WORK INSTRUCTIONS - Copy every line from the data below in which the string "description" can be found.

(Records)
— begin —

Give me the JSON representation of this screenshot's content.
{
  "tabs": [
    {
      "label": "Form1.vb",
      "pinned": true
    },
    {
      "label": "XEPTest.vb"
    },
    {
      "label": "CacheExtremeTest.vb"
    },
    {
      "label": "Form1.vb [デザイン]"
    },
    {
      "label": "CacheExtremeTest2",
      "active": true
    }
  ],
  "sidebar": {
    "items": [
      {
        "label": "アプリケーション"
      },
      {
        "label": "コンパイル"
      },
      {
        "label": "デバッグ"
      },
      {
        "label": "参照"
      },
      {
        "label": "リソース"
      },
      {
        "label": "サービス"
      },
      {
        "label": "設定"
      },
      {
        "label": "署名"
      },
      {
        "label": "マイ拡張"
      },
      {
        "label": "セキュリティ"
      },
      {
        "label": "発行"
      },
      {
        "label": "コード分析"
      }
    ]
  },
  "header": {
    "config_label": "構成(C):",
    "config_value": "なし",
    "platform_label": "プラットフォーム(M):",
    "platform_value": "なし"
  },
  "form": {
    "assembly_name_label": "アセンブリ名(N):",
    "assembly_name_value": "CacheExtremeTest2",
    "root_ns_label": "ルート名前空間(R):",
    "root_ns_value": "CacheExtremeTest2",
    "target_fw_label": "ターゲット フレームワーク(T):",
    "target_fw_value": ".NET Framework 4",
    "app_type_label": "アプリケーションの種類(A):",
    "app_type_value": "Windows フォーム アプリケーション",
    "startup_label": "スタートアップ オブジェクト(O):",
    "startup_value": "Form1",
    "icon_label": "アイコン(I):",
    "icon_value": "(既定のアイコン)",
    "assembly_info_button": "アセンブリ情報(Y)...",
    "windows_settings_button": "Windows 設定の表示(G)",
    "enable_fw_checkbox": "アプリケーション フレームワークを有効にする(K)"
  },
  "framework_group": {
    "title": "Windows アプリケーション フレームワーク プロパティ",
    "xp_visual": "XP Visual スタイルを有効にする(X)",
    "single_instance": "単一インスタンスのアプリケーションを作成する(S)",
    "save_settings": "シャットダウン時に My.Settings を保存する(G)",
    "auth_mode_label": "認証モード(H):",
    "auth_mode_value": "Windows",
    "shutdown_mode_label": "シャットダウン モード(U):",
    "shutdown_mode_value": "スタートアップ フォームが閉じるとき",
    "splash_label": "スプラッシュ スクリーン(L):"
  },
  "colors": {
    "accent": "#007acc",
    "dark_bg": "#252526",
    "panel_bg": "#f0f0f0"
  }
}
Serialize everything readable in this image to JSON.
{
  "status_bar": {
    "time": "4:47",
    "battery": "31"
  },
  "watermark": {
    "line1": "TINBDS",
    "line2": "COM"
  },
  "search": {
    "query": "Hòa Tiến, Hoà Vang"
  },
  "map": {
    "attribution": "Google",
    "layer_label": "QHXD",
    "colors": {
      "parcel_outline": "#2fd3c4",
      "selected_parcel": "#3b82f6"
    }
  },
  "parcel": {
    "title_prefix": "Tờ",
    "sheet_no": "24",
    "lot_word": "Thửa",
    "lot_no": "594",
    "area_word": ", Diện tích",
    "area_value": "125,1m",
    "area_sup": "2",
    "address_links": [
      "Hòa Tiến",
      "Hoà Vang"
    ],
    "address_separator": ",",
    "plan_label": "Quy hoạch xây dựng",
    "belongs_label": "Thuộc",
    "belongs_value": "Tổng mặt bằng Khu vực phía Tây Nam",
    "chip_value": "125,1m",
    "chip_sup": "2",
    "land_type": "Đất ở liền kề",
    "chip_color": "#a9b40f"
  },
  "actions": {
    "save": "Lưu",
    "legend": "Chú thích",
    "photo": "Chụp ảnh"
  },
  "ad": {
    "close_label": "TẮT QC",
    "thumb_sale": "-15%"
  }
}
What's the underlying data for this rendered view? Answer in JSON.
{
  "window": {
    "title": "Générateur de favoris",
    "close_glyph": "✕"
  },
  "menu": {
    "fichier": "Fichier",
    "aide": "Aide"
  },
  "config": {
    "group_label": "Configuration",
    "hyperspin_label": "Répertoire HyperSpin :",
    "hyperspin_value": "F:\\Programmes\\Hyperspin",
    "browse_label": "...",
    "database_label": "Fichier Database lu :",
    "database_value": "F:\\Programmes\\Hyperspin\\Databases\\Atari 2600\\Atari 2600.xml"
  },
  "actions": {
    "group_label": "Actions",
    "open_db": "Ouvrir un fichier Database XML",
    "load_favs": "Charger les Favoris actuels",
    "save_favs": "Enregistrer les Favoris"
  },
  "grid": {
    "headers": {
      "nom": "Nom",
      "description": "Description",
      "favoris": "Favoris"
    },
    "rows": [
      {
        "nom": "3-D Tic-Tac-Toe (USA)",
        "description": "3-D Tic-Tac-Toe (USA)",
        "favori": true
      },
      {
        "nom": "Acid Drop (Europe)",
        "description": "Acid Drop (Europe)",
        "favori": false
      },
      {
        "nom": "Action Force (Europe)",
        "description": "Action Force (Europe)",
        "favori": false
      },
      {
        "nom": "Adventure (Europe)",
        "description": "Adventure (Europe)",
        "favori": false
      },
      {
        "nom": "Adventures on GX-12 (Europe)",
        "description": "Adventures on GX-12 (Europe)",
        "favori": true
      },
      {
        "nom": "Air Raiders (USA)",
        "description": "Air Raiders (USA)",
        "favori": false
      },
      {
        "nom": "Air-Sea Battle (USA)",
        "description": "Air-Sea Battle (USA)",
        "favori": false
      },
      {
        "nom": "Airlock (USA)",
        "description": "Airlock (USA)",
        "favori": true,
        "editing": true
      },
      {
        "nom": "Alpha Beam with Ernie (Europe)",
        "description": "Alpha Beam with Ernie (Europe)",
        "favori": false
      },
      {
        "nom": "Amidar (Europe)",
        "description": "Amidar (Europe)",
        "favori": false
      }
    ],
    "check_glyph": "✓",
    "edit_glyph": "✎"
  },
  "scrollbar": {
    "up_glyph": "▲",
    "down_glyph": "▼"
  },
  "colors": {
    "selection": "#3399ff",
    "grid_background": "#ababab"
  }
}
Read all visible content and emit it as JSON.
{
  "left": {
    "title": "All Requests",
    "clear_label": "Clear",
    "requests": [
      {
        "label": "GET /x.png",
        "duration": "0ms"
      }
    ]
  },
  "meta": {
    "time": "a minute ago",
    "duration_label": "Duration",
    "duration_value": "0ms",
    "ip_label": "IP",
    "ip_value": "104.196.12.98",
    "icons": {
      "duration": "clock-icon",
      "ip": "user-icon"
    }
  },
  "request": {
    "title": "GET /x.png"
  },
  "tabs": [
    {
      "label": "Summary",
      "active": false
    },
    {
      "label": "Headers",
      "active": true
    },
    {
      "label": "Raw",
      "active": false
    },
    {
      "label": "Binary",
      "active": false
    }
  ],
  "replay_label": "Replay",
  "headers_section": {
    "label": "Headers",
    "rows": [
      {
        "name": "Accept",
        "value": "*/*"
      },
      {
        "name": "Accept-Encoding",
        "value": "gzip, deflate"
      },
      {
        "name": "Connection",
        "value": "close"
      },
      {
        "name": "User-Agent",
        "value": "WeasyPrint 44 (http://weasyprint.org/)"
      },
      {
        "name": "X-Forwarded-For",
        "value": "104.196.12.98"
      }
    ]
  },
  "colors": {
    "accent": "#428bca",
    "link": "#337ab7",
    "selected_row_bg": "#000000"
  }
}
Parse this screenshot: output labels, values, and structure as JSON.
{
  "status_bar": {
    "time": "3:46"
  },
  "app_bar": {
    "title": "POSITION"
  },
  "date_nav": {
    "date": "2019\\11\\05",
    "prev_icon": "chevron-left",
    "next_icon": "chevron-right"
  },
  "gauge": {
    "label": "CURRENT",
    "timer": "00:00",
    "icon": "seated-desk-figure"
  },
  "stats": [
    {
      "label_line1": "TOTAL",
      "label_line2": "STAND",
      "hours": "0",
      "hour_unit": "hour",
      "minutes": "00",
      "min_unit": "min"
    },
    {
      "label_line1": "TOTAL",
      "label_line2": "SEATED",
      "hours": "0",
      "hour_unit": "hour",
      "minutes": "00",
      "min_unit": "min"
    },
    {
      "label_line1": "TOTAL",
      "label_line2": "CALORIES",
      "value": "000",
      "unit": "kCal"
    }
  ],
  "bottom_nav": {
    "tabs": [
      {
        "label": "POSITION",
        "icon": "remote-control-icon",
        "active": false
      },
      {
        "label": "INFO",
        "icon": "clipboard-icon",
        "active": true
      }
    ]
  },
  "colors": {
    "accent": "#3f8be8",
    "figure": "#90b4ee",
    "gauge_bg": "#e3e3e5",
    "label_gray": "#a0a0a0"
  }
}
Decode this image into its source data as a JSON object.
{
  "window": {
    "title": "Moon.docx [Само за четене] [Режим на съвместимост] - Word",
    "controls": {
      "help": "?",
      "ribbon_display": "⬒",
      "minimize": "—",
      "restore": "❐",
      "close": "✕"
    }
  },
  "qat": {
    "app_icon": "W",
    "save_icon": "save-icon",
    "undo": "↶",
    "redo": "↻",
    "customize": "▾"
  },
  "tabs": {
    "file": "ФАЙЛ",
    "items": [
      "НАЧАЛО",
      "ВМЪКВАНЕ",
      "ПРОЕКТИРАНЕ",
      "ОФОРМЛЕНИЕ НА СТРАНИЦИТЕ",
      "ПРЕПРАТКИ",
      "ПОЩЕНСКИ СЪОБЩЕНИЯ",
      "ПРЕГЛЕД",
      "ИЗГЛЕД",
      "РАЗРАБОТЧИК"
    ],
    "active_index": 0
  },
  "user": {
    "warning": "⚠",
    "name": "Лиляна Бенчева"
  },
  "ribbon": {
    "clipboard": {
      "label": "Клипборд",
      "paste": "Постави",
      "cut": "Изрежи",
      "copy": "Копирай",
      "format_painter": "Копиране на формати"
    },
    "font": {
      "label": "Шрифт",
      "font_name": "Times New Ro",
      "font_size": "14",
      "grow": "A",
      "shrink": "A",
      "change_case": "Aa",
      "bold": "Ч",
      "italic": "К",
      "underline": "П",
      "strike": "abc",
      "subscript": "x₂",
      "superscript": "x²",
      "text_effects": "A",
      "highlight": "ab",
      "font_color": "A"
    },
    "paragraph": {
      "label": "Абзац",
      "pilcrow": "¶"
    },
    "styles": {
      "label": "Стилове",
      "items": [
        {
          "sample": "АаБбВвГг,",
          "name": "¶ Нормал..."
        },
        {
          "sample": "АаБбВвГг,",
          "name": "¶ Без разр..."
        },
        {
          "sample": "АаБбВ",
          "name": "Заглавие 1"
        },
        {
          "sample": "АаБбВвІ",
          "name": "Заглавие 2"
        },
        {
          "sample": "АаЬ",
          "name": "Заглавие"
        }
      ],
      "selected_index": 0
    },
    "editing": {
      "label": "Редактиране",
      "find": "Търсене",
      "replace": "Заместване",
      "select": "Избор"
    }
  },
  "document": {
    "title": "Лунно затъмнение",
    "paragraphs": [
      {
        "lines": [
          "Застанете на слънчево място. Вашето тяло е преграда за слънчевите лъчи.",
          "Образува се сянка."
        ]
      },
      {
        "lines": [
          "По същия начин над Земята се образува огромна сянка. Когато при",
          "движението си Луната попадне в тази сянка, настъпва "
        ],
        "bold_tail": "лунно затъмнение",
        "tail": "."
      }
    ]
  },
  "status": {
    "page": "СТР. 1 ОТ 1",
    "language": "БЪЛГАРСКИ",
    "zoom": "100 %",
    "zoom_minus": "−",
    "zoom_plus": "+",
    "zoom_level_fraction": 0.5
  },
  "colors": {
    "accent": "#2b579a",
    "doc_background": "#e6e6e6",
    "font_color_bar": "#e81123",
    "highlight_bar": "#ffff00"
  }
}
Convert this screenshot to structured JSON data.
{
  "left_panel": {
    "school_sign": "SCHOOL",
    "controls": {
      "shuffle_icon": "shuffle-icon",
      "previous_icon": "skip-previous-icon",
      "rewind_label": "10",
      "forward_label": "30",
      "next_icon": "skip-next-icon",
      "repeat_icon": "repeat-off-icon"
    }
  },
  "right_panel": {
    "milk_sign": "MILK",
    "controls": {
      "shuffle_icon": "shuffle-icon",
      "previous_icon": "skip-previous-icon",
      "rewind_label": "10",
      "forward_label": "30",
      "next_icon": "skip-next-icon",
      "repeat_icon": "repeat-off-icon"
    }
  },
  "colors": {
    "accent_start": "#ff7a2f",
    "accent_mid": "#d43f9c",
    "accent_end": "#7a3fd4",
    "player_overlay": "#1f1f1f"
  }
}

— end —

WRITTEN RESPONSE -
      "description": "Description",
        "description": "3-D Tic-Tac-Toe (USA)",
        "description": "Acid Drop (Europe)",
        "description": "Action Force (Europe)",
        "description": "Adventure (Europe)",
        "description": "Adventures on GX-12 (Europe)",
        "description": "Air Raiders (USA)",
        "description": "Air-Sea Battle (USA)",
        "description": "Airlock (USA)",
        "description": "Alpha Beam with Ernie (Europe)",
        "description": "Amidar (Europe)",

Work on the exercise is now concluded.